- _WRITTEN TASK_
Return the lines from the start of the records through the line holding "folder-item[interactable]: 🖼Pictures xyxy=(1366,668,1486,803)", inclusive, with nothing changed.

======== GIVEN INFORMATION ========

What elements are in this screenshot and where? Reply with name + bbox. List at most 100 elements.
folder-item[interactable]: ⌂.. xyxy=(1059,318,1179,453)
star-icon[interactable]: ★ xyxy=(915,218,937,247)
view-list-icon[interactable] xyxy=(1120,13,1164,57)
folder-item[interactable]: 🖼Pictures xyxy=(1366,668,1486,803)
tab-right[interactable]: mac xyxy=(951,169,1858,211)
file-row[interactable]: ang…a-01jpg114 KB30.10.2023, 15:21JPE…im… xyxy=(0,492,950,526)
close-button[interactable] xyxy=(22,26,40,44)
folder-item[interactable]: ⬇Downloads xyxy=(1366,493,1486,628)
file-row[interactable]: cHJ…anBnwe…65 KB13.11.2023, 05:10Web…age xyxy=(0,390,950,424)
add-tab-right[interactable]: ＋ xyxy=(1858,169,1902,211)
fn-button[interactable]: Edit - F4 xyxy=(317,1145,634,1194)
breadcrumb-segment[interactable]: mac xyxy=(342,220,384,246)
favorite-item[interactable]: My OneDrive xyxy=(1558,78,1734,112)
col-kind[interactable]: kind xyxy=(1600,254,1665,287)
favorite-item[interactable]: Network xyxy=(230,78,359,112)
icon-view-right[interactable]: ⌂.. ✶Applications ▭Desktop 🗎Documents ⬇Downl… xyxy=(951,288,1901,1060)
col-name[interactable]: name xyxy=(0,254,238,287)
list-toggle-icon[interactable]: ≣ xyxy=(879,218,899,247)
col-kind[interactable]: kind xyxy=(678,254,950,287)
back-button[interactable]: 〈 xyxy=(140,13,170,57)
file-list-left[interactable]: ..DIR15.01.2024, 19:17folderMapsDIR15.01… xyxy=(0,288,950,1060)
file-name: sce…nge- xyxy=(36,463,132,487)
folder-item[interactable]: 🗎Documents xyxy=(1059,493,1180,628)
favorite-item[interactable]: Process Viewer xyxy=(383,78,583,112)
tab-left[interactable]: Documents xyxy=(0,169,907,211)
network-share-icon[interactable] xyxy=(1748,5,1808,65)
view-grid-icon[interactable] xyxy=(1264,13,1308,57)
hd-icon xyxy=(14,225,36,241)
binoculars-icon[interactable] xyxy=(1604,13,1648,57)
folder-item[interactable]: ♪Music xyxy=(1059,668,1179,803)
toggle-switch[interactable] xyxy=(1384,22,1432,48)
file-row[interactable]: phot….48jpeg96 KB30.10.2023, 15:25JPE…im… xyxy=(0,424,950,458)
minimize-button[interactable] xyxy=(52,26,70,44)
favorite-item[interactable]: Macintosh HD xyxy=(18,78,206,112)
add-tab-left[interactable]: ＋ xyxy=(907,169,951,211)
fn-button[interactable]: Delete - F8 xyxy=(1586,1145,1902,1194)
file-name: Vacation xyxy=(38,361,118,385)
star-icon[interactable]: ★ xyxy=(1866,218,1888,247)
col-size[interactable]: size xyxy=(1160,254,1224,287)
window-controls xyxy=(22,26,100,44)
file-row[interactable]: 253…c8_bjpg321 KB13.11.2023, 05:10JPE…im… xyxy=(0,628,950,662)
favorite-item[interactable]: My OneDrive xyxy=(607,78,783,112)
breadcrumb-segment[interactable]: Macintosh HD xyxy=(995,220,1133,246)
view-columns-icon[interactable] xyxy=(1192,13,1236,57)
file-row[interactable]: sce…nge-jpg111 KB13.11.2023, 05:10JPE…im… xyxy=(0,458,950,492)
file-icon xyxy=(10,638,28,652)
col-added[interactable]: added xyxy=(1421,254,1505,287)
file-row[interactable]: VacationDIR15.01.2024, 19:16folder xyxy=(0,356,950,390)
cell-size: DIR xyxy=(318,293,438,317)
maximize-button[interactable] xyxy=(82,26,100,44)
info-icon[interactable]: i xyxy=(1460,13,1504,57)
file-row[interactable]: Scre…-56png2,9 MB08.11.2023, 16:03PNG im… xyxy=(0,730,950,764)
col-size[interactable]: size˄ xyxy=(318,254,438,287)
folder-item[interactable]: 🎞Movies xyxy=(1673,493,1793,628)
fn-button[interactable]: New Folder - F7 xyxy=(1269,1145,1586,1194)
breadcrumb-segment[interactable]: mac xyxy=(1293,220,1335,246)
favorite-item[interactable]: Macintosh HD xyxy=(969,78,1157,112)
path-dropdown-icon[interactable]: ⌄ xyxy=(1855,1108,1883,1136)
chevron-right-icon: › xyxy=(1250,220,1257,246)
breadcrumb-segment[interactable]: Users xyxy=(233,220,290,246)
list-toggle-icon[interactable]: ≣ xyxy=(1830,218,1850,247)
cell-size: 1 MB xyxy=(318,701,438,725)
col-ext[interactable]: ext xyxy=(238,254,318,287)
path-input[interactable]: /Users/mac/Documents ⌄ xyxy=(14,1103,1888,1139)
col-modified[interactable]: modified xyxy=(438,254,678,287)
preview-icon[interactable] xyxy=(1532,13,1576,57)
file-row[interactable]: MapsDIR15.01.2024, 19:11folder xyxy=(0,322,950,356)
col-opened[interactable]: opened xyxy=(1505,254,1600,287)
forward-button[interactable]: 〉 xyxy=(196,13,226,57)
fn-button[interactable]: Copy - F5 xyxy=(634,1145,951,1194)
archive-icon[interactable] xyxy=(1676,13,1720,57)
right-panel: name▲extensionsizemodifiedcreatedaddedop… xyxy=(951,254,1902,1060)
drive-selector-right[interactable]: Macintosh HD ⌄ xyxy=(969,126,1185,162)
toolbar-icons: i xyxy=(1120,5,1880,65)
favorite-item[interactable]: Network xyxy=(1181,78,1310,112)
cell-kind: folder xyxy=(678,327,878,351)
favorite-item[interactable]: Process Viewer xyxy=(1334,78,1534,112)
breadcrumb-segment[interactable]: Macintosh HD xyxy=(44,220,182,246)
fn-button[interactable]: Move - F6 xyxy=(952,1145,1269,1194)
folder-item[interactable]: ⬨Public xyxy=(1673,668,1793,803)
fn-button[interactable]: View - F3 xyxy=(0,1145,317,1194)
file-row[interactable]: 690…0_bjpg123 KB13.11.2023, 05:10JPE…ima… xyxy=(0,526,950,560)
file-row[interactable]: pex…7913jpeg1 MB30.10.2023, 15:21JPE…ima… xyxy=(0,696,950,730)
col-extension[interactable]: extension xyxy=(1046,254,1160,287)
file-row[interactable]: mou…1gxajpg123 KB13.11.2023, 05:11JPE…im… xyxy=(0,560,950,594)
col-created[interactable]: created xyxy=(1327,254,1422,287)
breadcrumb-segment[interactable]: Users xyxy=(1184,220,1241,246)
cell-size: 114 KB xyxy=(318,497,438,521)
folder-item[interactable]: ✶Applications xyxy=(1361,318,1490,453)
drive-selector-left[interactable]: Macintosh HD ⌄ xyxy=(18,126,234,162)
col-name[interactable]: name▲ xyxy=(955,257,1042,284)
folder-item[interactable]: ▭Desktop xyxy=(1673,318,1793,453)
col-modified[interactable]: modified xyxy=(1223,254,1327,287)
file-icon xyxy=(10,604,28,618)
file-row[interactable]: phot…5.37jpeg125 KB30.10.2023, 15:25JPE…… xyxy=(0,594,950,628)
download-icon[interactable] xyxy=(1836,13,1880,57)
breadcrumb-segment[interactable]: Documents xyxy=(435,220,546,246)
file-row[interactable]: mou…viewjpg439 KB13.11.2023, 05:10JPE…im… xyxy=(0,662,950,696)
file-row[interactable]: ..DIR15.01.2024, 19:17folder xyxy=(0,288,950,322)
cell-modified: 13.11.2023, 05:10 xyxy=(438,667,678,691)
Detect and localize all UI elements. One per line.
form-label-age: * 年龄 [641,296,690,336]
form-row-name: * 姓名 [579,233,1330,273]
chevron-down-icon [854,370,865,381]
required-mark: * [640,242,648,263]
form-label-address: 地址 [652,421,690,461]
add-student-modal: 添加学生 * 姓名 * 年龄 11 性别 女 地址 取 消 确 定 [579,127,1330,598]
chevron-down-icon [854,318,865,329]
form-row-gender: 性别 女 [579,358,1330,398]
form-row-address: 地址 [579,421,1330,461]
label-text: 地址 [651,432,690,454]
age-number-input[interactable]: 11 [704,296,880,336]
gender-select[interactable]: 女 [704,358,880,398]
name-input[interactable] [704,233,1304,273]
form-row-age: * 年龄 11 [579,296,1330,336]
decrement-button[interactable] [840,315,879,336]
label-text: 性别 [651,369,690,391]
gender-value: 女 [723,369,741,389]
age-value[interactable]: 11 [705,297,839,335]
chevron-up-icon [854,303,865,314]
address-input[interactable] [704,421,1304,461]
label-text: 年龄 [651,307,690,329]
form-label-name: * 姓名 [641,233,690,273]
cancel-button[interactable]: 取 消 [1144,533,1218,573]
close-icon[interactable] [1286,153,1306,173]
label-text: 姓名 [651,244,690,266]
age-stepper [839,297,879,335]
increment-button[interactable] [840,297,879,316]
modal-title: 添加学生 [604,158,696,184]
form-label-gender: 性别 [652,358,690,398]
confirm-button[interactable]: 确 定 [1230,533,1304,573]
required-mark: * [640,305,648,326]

========

- _RESULT_
What elements are in this screenshot and where? Reply with name + bbox. List at most 100 elements.
folder-item[interactable]: ⌂.. xyxy=(1059,318,1179,453)
star-icon[interactable]: ★ xyxy=(915,218,937,247)
view-list-icon[interactable] xyxy=(1120,13,1164,57)
folder-item[interactable]: 🖼Pictures xyxy=(1366,668,1486,803)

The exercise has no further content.